## WHAT IS EXPECTED:
Return every record exactly as written.

## ENTRIES SHOWN:
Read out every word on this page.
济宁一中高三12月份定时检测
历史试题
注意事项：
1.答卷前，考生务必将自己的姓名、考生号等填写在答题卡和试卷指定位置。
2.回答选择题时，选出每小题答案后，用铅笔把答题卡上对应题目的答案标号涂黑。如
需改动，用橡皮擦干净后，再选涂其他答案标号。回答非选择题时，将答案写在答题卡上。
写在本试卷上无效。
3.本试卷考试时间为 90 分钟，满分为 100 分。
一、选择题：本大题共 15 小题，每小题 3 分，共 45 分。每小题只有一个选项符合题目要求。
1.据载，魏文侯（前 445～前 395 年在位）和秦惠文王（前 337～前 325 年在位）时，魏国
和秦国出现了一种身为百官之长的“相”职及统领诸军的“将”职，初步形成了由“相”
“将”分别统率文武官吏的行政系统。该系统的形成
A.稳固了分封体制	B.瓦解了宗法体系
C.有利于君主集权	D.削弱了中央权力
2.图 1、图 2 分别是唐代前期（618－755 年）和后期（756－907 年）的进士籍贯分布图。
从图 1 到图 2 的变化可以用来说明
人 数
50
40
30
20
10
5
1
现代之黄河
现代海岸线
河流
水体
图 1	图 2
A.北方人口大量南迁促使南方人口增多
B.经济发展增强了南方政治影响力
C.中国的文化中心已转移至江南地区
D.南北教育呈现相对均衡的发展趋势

## OUTPUT BELOW:
Read out every word on this page.
济宁一中高三12月份定时检测
历史试题
注意事项：
1.答卷前，考生务必将自己的姓名、考生号等填写在答题卡和试卷指定位置。
2.回答选择题时，选出每小题答案后，用铅笔把答题卡上对应题目的答案标号涂黑。如
需改动，用橡皮擦干净后，再选涂其他答案标号。回答非选择题时，将答案写在答题卡上。
写在本试卷上无效。
3.本试卷考试时间为 90 分钟，满分为 100 分。
一、选择题：本大题共 15 小题，每小题 3 分，共 45 分。每小题只有一个选项符合题目要求。
1.据载，魏文侯（前 445～前 395 年在位）和秦惠文王（前 337～前 325 年在位）时，魏国
和秦国出现了一种身为百官之长的“相”职及统领诸军的“将”职，初步形成了由“相”
“将”分别统率文武官吏的行政系统。该系统的形成
A.稳固了分封体制	B.瓦解了宗法体系
C.有利于君主集权	D.削弱了中央权力
2.图 1、图 2 分别是唐代前期（618－755 年）和后期（756－907 年）的进士籍贯分布图。
从图 1 到图 2 的变化可以用来说明
人 数
50
40
30
20
10
5
1
现代之黄河
现代海岸线
河流
水体
图 1	图 2
A.北方人口大量南迁促使南方人口增多
B.经济发展增强了南方政治影响力
C.中国的文化中心已转移至江南地区
D.南北教育呈现相对均衡的发展趋势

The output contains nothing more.